* _WHAT YOU HAVE TO DO_:
Each line of the data should be transcribed exactly as given.

--- TASK DATA Enclosed Below ---

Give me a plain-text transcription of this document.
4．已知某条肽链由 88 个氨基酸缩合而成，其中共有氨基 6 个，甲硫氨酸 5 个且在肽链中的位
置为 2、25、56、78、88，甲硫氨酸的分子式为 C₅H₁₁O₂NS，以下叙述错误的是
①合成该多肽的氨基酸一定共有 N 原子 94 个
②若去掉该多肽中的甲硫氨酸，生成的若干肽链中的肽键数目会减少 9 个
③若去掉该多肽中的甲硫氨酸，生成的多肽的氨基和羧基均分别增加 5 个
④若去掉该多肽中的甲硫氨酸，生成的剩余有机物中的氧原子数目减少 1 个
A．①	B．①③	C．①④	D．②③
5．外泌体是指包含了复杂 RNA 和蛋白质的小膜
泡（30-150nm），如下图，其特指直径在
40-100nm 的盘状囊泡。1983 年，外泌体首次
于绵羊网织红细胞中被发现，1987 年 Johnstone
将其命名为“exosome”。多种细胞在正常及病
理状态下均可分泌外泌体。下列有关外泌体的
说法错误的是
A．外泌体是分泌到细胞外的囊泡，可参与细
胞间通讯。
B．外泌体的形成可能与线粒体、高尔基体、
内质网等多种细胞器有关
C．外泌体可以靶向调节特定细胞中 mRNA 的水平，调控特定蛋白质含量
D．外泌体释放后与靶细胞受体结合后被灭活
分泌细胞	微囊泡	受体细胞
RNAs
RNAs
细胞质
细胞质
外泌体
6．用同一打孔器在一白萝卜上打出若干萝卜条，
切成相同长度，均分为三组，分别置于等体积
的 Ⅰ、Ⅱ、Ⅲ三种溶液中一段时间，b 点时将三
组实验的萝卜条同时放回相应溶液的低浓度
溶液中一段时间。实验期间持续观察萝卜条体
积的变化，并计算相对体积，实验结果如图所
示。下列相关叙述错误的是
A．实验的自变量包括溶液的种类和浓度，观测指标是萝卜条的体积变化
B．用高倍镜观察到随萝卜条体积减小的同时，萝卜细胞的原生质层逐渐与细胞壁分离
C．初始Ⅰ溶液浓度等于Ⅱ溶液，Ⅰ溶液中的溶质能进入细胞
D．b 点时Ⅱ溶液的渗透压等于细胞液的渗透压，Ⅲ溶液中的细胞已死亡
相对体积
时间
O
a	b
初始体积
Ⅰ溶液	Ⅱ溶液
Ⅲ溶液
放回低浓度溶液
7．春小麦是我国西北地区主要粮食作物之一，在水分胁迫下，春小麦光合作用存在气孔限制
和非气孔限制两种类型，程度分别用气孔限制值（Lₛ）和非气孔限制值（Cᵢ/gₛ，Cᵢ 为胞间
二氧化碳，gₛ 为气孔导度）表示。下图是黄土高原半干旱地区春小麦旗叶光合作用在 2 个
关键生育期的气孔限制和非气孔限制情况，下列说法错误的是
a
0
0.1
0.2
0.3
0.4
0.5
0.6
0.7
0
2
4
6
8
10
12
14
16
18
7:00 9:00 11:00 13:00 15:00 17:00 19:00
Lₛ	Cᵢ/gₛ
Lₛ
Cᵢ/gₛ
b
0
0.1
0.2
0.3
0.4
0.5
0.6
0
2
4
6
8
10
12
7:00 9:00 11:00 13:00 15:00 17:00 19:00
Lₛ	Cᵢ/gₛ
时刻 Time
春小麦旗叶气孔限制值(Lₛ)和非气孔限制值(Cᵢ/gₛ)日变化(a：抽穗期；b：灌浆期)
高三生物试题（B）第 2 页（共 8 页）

--- End of Enclosed TASK DATA ---

* _TASK SOLUTION_:
Give me a plain-text transcription of this document.
4．已知某条肽链由 88 个氨基酸缩合而成，其中共有氨基 6 个，甲硫氨酸 5 个且在肽链中的位
置为 2、25、56、78、88，甲硫氨酸的分子式为 C₅H₁₁O₂NS，以下叙述错误的是
①合成该多肽的氨基酸一定共有 N 原子 94 个
②若去掉该多肽中的甲硫氨酸，生成的若干肽链中的肽键数目会减少 9 个
③若去掉该多肽中的甲硫氨酸，生成的多肽的氨基和羧基均分别增加 5 个
④若去掉该多肽中的甲硫氨酸，生成的剩余有机物中的氧原子数目减少 1 个
A．①	B．①③	C．①④	D．②③
5．外泌体是指包含了复杂 RNA 和蛋白质的小膜
泡（30-150nm），如下图，其特指直径在
40-100nm 的盘状囊泡。1983 年，外泌体首次
于绵羊网织红细胞中被发现，1987 年 Johnstone
将其命名为“exosome”。多种细胞在正常及病
理状态下均可分泌外泌体。下列有关外泌体的
说法错误的是
A．外泌体是分泌到细胞外的囊泡，可参与细
胞间通讯。
B．外泌体的形成可能与线粒体、高尔基体、
内质网等多种细胞器有关
C．外泌体可以靶向调节特定细胞中 mRNA 的水平，调控特定蛋白质含量
D．外泌体释放后与靶细胞受体结合后被灭活
分泌细胞	微囊泡	受体细胞
RNAs
RNAs
细胞质
细胞质
外泌体
6．用同一打孔器在一白萝卜上打出若干萝卜条，
切成相同长度，均分为三组，分别置于等体积
的 Ⅰ、Ⅱ、Ⅲ三种溶液中一段时间，b 点时将三
组实验的萝卜条同时放回相应溶液的低浓度
溶液中一段时间。实验期间持续观察萝卜条体
积的变化，并计算相对体积，实验结果如图所
示。下列相关叙述错误的是
A．实验的自变量包括溶液的种类和浓度，观测指标是萝卜条的体积变化
B．用高倍镜观察到随萝卜条体积减小的同时，萝卜细胞的原生质层逐渐与细胞壁分离
C．初始Ⅰ溶液浓度等于Ⅱ溶液，Ⅰ溶液中的溶质能进入细胞
D．b 点时Ⅱ溶液的渗透压等于细胞液的渗透压，Ⅲ溶液中的细胞已死亡
相对体积
时间
O
a	b
初始体积
Ⅰ溶液	Ⅱ溶液
Ⅲ溶液
放回低浓度溶液
7．春小麦是我国西北地区主要粮食作物之一，在水分胁迫下，春小麦光合作用存在气孔限制
和非气孔限制两种类型，程度分别用气孔限制值（Lₛ）和非气孔限制值（Cᵢ/gₛ，Cᵢ 为胞间
二氧化碳，gₛ 为气孔导度）表示。下图是黄土高原半干旱地区春小麦旗叶光合作用在 2 个
关键生育期的气孔限制和非气孔限制情况，下列说法错误的是
a
0
0.1
0.2
0.3
0.4
0.5
0.6
0.7
0
2
4
6
8
10
12
14
16
18
7:00 9:00 11:00 13:00 15:00 17:00 19:00
Lₛ	Cᵢ/gₛ
Lₛ
Cᵢ/gₛ
b
0
0.1
0.2
0.3
0.4
0.5
0.6
0
2
4
6
8
10
12
7:00 9:00 11:00 13:00 15:00 17:00 19:00
Lₛ	Cᵢ/gₛ
时刻 Time
春小麦旗叶气孔限制值(Lₛ)和非气孔限制值(Cᵢ/gₛ)日变化(a：抽穗期；b：灌浆期)
高三生物试题（B）第 2 页（共 8 页）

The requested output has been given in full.